──────── SUPPLIED MATERIAL ────────
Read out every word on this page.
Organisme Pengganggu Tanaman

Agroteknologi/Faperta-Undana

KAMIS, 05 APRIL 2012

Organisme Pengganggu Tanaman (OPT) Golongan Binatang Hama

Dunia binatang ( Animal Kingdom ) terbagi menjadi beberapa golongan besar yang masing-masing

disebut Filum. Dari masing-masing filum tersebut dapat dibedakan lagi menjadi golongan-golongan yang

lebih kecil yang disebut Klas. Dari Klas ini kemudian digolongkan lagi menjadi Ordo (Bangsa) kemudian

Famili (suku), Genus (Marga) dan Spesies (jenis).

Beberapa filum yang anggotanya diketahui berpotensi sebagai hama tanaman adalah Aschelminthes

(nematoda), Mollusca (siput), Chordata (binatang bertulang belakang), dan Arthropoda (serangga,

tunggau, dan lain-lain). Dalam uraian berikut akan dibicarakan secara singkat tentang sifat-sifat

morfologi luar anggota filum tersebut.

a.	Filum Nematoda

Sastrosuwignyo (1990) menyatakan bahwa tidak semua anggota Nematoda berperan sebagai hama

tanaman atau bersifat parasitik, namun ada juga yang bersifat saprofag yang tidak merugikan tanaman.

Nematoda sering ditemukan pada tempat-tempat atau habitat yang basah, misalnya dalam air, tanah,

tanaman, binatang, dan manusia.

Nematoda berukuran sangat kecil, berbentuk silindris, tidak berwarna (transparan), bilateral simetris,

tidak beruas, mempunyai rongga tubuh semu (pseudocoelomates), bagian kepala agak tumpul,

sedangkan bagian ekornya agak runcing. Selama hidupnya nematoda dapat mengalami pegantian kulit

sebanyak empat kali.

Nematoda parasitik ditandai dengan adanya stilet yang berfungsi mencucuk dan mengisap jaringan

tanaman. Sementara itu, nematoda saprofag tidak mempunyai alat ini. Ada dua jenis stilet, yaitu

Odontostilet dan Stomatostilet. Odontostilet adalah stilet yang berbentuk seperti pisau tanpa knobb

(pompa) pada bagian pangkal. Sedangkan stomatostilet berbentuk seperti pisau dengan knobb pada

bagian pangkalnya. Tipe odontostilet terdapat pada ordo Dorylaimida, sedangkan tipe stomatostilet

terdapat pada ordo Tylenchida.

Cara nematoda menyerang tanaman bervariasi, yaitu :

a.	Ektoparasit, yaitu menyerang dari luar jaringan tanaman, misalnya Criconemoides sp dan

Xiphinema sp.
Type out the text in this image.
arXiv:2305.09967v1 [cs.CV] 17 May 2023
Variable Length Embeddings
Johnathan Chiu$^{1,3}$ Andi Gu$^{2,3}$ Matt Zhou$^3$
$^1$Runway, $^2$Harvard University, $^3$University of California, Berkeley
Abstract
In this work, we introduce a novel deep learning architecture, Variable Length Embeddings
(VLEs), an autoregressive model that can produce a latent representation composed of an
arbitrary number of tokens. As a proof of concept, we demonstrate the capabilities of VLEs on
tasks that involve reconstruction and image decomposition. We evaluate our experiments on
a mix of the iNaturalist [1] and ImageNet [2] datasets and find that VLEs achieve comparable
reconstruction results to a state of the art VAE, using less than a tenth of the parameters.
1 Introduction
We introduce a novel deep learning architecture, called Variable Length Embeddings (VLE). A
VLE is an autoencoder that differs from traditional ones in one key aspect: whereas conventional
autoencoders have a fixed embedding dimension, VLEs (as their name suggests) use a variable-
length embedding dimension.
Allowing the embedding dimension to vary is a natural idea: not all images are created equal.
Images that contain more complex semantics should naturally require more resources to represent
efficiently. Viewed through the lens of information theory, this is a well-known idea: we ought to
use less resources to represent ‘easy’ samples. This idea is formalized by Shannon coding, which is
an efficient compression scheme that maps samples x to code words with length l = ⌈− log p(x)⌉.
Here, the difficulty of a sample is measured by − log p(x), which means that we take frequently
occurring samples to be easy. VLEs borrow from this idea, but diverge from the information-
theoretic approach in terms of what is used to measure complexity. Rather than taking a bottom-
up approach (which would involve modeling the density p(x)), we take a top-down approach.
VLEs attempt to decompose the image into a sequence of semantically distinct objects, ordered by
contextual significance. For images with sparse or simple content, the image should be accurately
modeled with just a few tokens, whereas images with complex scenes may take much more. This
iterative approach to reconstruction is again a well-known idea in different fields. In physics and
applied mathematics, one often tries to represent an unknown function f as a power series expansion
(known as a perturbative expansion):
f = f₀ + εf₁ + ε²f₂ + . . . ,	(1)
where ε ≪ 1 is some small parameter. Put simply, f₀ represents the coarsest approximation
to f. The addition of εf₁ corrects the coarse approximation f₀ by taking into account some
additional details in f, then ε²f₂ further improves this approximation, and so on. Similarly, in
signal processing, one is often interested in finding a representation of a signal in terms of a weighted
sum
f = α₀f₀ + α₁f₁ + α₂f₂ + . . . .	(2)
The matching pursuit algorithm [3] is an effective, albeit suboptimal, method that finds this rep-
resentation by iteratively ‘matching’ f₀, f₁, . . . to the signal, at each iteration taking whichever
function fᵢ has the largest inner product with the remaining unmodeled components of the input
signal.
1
────────
* [WRITTEN TASK]
Filter the entries above down to the lines containing the word "often".

* [ANSWER FOR THE TASK]
applied mathematics, one often tries to represent an unknown function f as a power series expansion
signal processing, one is often interested in finding a representation of a signal in terms of a weighted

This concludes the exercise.